§ **What is expected**: Copy out all the lines exactly. Omit pictures.

_____

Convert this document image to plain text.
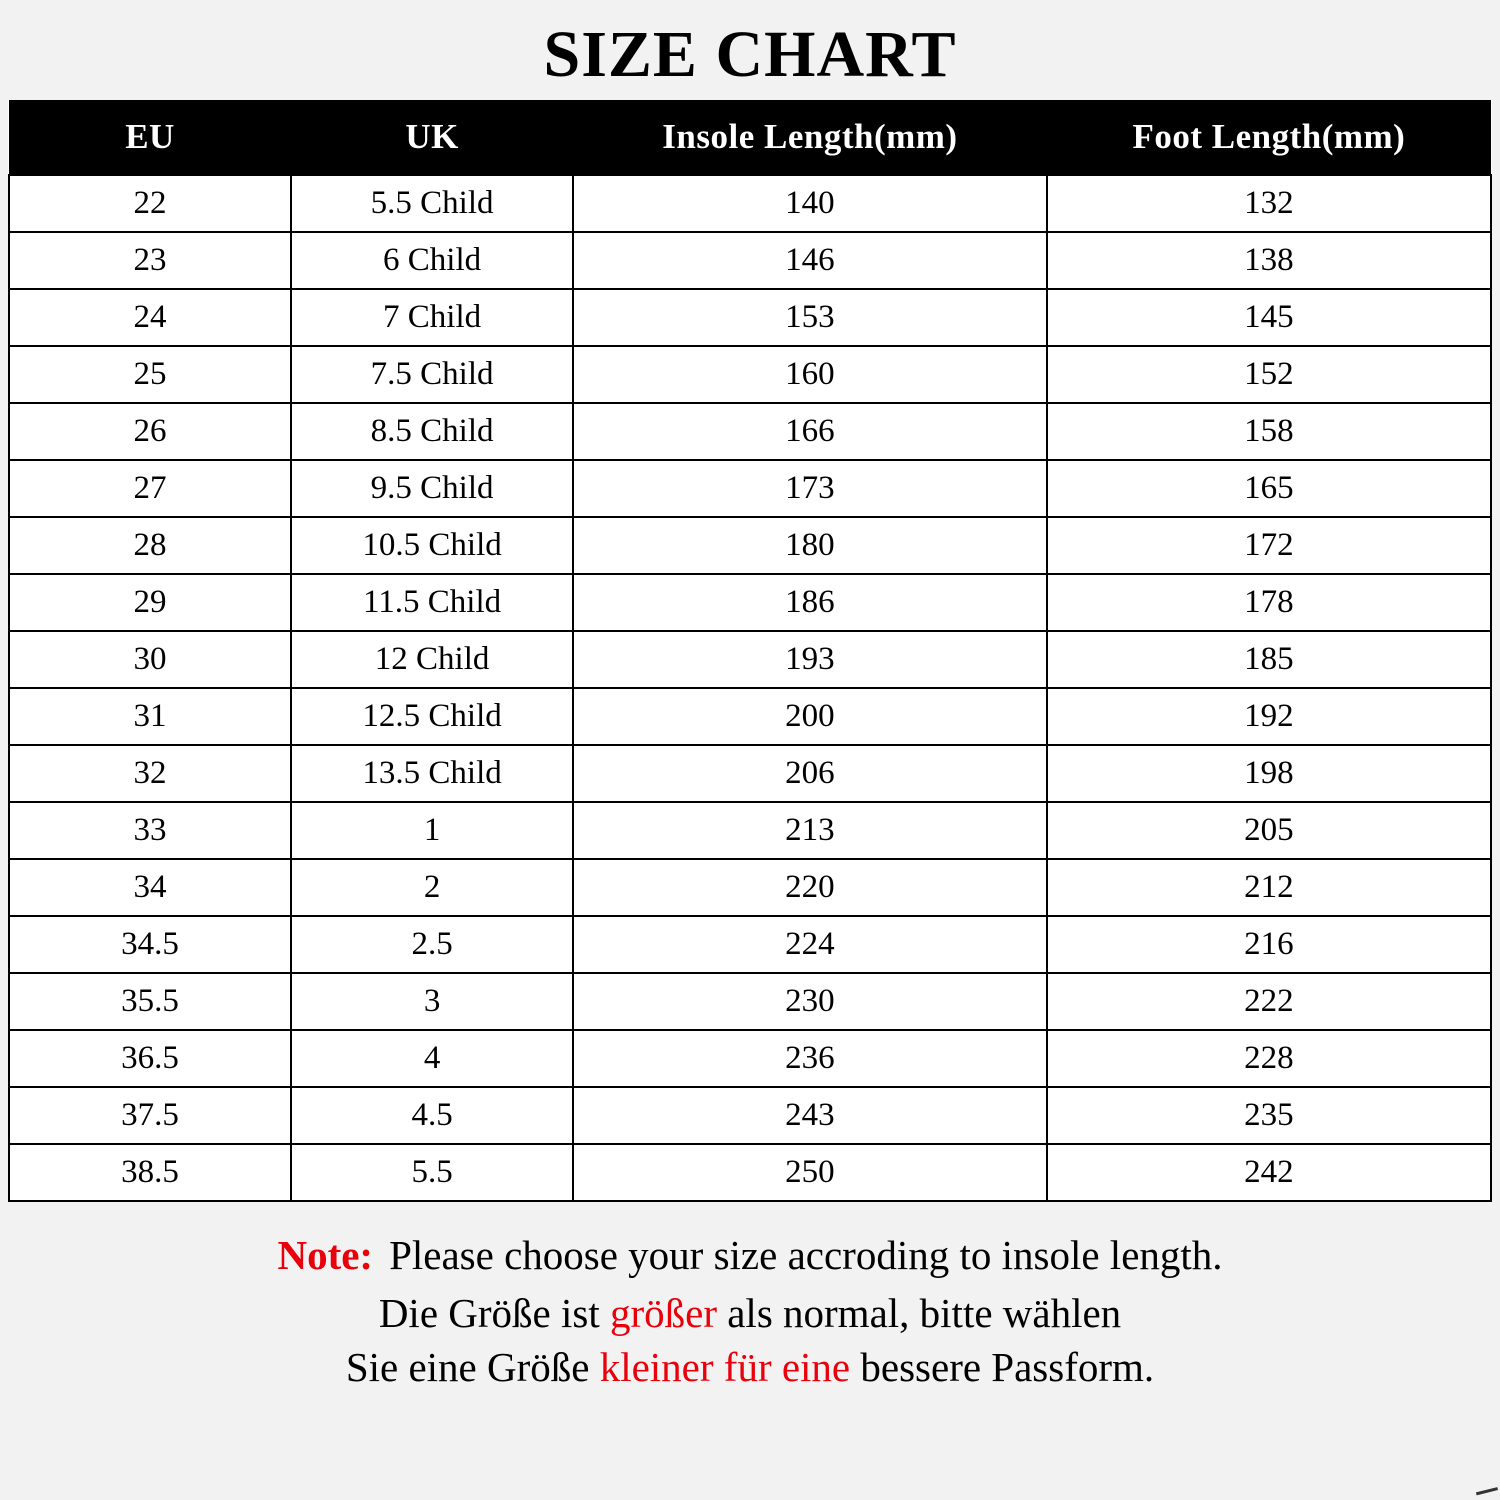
SIZE CHART
EU	UK	Insole Length(mm)	Foot Length(mm)
22	5.5 Child	140	132
23	6 Child	146	138
24	7 Child	153	145
25	7.5 Child	160	152
26	8.5 Child	166	158
27	9.5 Child	173	165
28	10.5 Child	180	172
29	11.5 Child	186	178
30	12 Child	193	185
31	12.5 Child	200	192
32	13.5 Child	206	198
33	1	213	205
34	2	220	212
34.5	2.5	224	216
35.5	3	230	222
36.5	4	236	228
37.5	4.5	243	235
38.5	5.5	250	242
Note: Please choose your size accroding to insole length.
Die Größe ist größer als normal, bitte wählen
Sie eine Größe kleiner für eine bessere Passform.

_____

§ **Written reply**:
Convert this document image to plain text.
SIZE CHART
EU	UK	Insole Length(mm)	Foot Length(mm)
22	5.5 Child	140	132
23	6 Child	146	138
24	7 Child	153	145
25	7.5 Child	160	152
26	8.5 Child	166	158
27	9.5 Child	173	165
28	10.5 Child	180	172
29	11.5 Child	186	178
30	12 Child	193	185
31	12.5 Child	200	192
32	13.5 Child	206	198
33	1	213	205
34	2	220	212
34.5	2.5	224	216
35.5	3	230	222
36.5	4	236	228
37.5	4.5	243	235
38.5	5.5	250	242
Note: Please choose your size accroding to insole length.
Die Größe ist größer als normal, bitte wählen
Sie eine Größe kleiner für eine bessere Passform.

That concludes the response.